'''
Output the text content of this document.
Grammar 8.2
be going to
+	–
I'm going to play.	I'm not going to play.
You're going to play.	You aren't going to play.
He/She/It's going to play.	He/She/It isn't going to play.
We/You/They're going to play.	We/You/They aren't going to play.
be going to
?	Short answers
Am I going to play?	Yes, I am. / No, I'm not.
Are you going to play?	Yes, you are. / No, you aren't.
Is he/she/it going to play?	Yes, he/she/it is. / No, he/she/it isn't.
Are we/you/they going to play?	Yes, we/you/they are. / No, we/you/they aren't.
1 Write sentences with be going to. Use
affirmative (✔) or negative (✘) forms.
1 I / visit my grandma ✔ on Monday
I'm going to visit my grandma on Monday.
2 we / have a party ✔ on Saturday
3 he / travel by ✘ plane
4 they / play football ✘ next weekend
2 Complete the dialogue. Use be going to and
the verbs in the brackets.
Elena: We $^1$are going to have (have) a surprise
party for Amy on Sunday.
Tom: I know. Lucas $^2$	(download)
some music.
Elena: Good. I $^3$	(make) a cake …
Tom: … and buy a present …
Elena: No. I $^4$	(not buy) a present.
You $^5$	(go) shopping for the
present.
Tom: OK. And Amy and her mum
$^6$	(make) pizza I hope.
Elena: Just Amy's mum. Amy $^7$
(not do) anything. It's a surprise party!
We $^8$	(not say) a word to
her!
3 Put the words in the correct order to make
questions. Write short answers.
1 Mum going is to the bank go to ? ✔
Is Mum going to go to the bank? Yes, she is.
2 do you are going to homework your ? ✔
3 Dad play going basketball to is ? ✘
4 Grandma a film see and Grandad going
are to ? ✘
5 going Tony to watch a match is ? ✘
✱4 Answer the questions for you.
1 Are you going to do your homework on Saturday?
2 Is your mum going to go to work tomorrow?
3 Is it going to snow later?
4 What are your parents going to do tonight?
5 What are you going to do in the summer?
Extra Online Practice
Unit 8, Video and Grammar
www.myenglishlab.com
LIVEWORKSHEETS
'''
Report the number of lines that contain "have", with no other words.

## CORRECT OUTPUT
2